*Set exercise*. In this exercise, copy exactly the lines from the one that contains "Parse this screenshot: output" through the end of the entries below; pictures are not copied.

*Provided information*.

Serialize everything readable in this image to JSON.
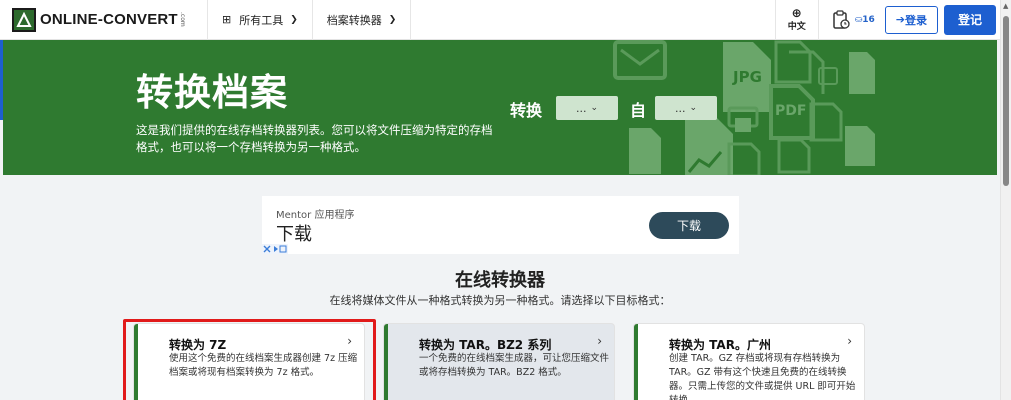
{
  "nav": {
    "logo_text": "ONLINE-CONVERT",
    "logo_suffix": ".com",
    "all_tools": "所有工具",
    "archive_converter": "档案转换器",
    "language": "中文",
    "credits": "16",
    "login": "登录",
    "signup": "登记"
  },
  "hero": {
    "title": "转换档案",
    "description": "这是我们提供的在线存档转换器列表。您可以将文件压缩为特定的存档格式，也可以将一个存档转换为另一种格式。",
    "convert_label": "转换",
    "from_label": "自",
    "select_to": "...",
    "select_from": "..."
  },
  "ad": {
    "small_text": "Mentor 应用程序",
    "big_text": "下载",
    "button": "下载"
  },
  "section": {
    "title": "在线转换器",
    "subtitle": "在线将媒体文件从一种格式转换为另一种格式。请选择以下目标格式："
  },
  "cards": [
    {
      "title": "转换为 7Z",
      "desc": "使用这个免费的在线档案生成器创建 7z 压缩档案或将现有档案转换为 7z 格式。"
    },
    {
      "title": "转换为 TAR。BZ2 系列",
      "desc": "一个免费的在线档案生成器，可让您压缩文件或将存档转换为 TAR。BZ2 格式。"
    },
    {
      "title": "转换为 TAR。广州",
      "desc": "创建 TAR。GZ 存档或将现有存档转换为 TAR。GZ 带有这个快速且免费的在线转换器。只需上传您的文件或提供 URL 即可开始转换。"
    }
  ],
  "colors": {
    "green": "#2f7a30",
    "blue": "#1d5fd0",
    "highlight": "#e11a1a"
  }
}
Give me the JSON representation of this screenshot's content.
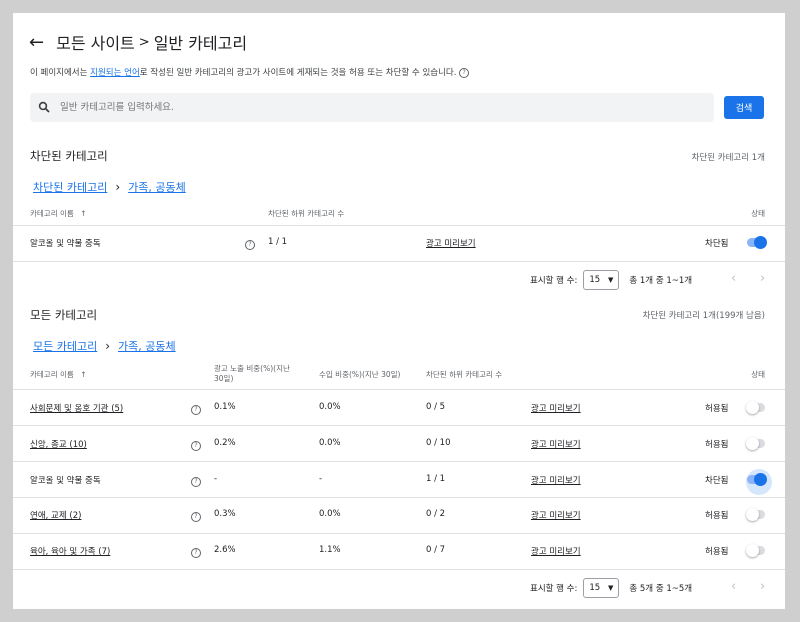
{
  "header": {
    "breadcrumb_root": "모든 사이트",
    "breadcrumb_sep": ">",
    "breadcrumb_current": "일반 카테고리"
  },
  "description": {
    "before": "이 페이지에서는 ",
    "link": "지원되는 언어",
    "after": "로 작성된 일반 카테고리의 광고가 사이트에 게재되는 것을 허용 또는 차단할 수 있습니다."
  },
  "search": {
    "placeholder": "일반 카테고리를 입력하세요.",
    "button_label": "검색"
  },
  "blocked_section": {
    "title": "차단된 카테고리",
    "count_text": "차단된 카테고리 1개",
    "crumb_root": "차단된 카테고리",
    "crumb_current": "가족, 공동체",
    "columns": {
      "name": "카테고리 이름",
      "sub_blocked": "차단된 하위 카테고리 수",
      "status": "상태"
    },
    "rows": [
      {
        "name": "알코올 및 약물 중독",
        "sub_blocked": "1 / 1",
        "preview": "광고 미리보기",
        "status": "차단됨",
        "blocked": true
      }
    ],
    "pager": {
      "rows_label": "표시할 행 수:",
      "rows_value": "15",
      "range_text": "총 1개 중 1~1개"
    }
  },
  "all_section": {
    "title": "모든 카테고리",
    "count_text": "차단된 카테고리 1개(199개 남음)",
    "crumb_root": "모든 카테고리",
    "crumb_current": "가족, 공동체",
    "columns": {
      "name": "카테고리 이름",
      "impr_line1": "광고 노출 비중(%)(지난",
      "impr_line2": "30일)",
      "revenue": "수입 비중(%)(지난 30일)",
      "sub_blocked": "차단된 하위 카테고리 수",
      "status": "상태"
    },
    "rows": [
      {
        "name": "사회문제 및 옹호 기관 (5)",
        "is_link": true,
        "impr": "0.1%",
        "revenue": "0.0%",
        "sub_blocked": "0 / 5",
        "preview": "광고 미리보기",
        "status": "허용됨",
        "blocked": false
      },
      {
        "name": "신앙, 종교 (10)",
        "is_link": true,
        "impr": "0.2%",
        "revenue": "0.0%",
        "sub_blocked": "0 / 10",
        "preview": "광고 미리보기",
        "status": "허용됨",
        "blocked": false
      },
      {
        "name": "알코올 및 약물 중독",
        "is_link": false,
        "impr": "-",
        "revenue": "-",
        "sub_blocked": "1 / 1",
        "preview": "광고 미리보기",
        "status": "차단됨",
        "blocked": true
      },
      {
        "name": "연애, 교제 (2)",
        "is_link": true,
        "impr": "0.3%",
        "revenue": "0.0%",
        "sub_blocked": "0 / 2",
        "preview": "광고 미리보기",
        "status": "허용됨",
        "blocked": false
      },
      {
        "name": "육아, 육아 및 가족 (7)",
        "is_link": true,
        "impr": "2.6%",
        "revenue": "1.1%",
        "sub_blocked": "0 / 7",
        "preview": "광고 미리보기",
        "status": "허용됨",
        "blocked": false
      }
    ],
    "pager": {
      "rows_label": "표시할 행 수:",
      "rows_value": "15",
      "range_text": "총 5개 중 1~5개"
    }
  },
  "icons": {
    "back": "arrow-left-icon",
    "search": "search-icon",
    "help": "help-circle-icon",
    "sort": "arrow-up-icon",
    "dropdown": "caret-down-icon",
    "prev": "chevron-left-icon",
    "next": "chevron-right-icon"
  },
  "colors": {
    "accent": "#1a73e8",
    "toggle_on_track": "#8ab4f8",
    "toggle_off_track": "#dadce0",
    "search_bg": "#f1f3f4"
  }
}
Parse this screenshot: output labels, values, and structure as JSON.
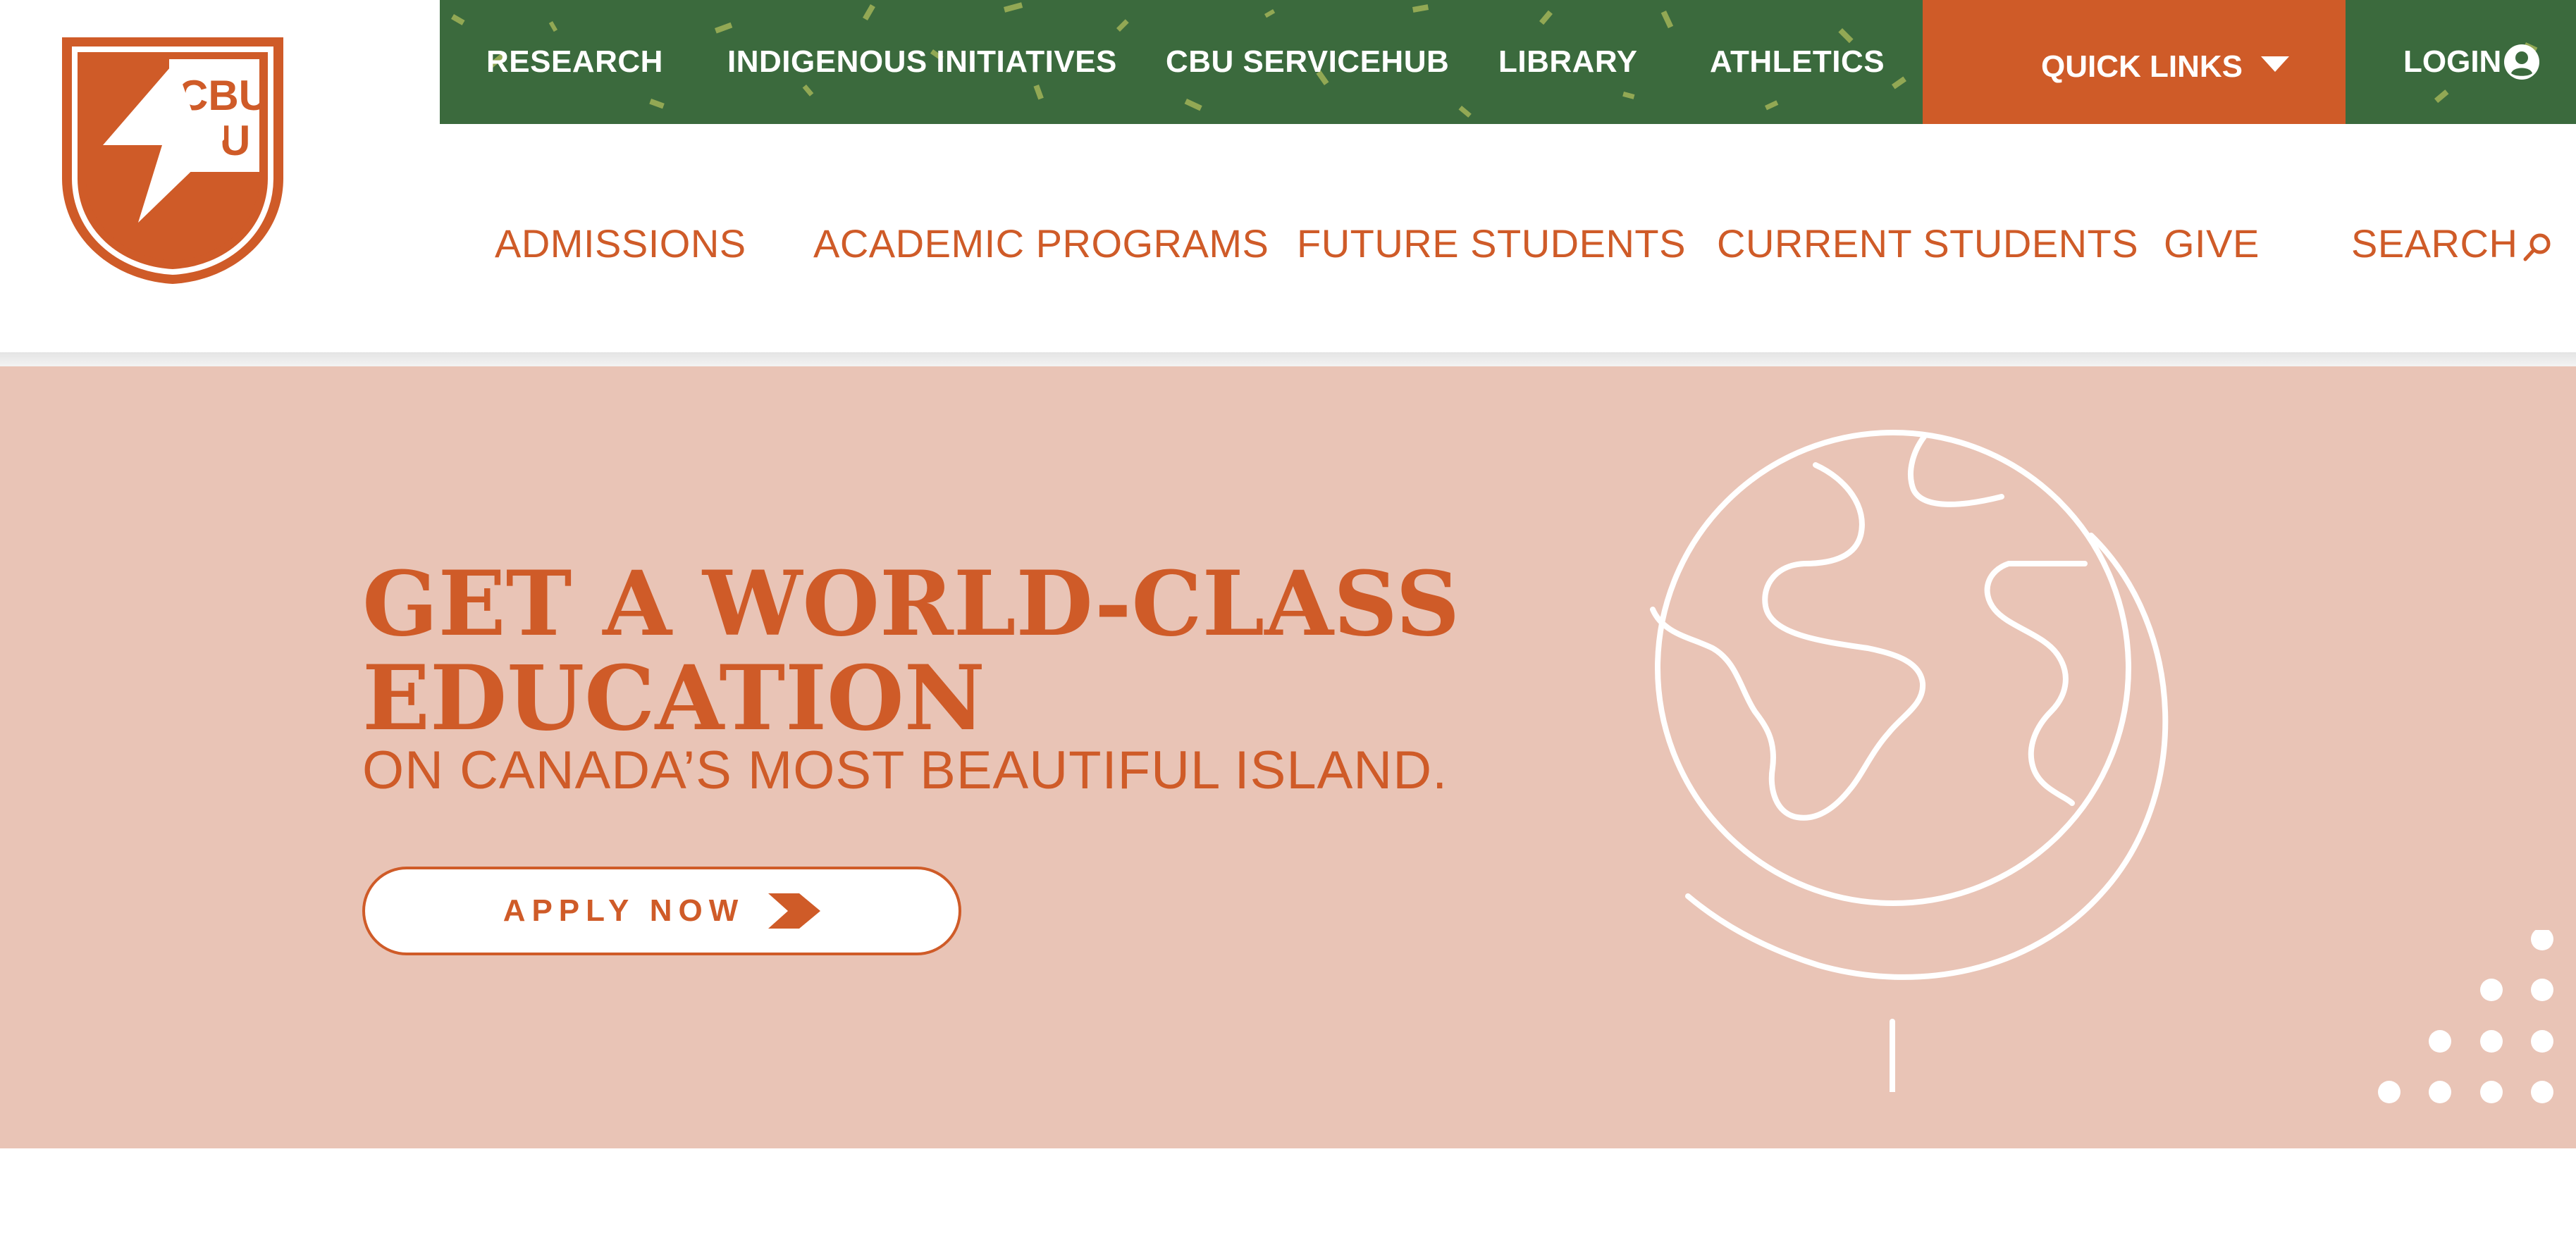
{
  "brand": {
    "logo_text": "CBU",
    "accent_color": "#cf5b28",
    "green_color": "#3b6a3d",
    "hero_bg": "#e9c4b6"
  },
  "topbar": {
    "items": [
      "RESEARCH",
      "INDIGENOUS INITIATIVES",
      "CBU SERVICEHUB",
      "LIBRARY",
      "ATHLETICS"
    ],
    "quick_links_label": "QUICK LINKS",
    "quick_links_icon": "caret-down-icon",
    "login_label": "LOGIN",
    "login_icon": "user-circle-icon"
  },
  "nav": {
    "items": [
      "ADMISSIONS",
      "ACADEMIC PROGRAMS",
      "FUTURE STUDENTS",
      "CURRENT STUDENTS",
      "GIVE"
    ],
    "search_label": "SEARCH",
    "search_icon": "search-icon"
  },
  "hero": {
    "headline_line1": "GET A WORLD-CLASS",
    "headline_line2": "EDUCATION",
    "subline": "ON CANADA’S MOST BEAUTIFUL ISLAND.",
    "cta_label": "APPLY NOW",
    "cta_icon": "chevron-arrow-icon",
    "illustration": "globe-icon"
  }
}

*Task result*.
Parse this screenshot: output labels, values, and structure as JSON.
{
  "brand": {
    "logo_text": "CBU",
    "accent_color": "#cf5b28",
    "green_color": "#3b6a3d",
    "hero_bg": "#e9c4b6"
  },
  "topbar": {
    "items": [
      "RESEARCH",
      "INDIGENOUS INITIATIVES",
      "CBU SERVICEHUB",
      "LIBRARY",
      "ATHLETICS"
    ],
    "quick_links_label": "QUICK LINKS",
    "quick_links_icon": "caret-down-icon",
    "login_label": "LOGIN",
    "login_icon": "user-circle-icon"
  },
  "nav": {
    "items": [
      "ADMISSIONS",
      "ACADEMIC PROGRAMS",
      "FUTURE STUDENTS",
      "CURRENT STUDENTS",
      "GIVE"
    ],
    "search_label": "SEARCH",
    "search_icon": "search-icon"
  },
  "hero": {
    "headline_line1": "GET A WORLD-CLASS",
    "headline_line2": "EDUCATION",
    "subline": "ON CANADA’S MOST BEAUTIFUL ISLAND.",
    "cta_label": "APPLY NOW",
    "cta_icon": "chevron-arrow-icon",
    "illustration": "globe-icon"
  }
}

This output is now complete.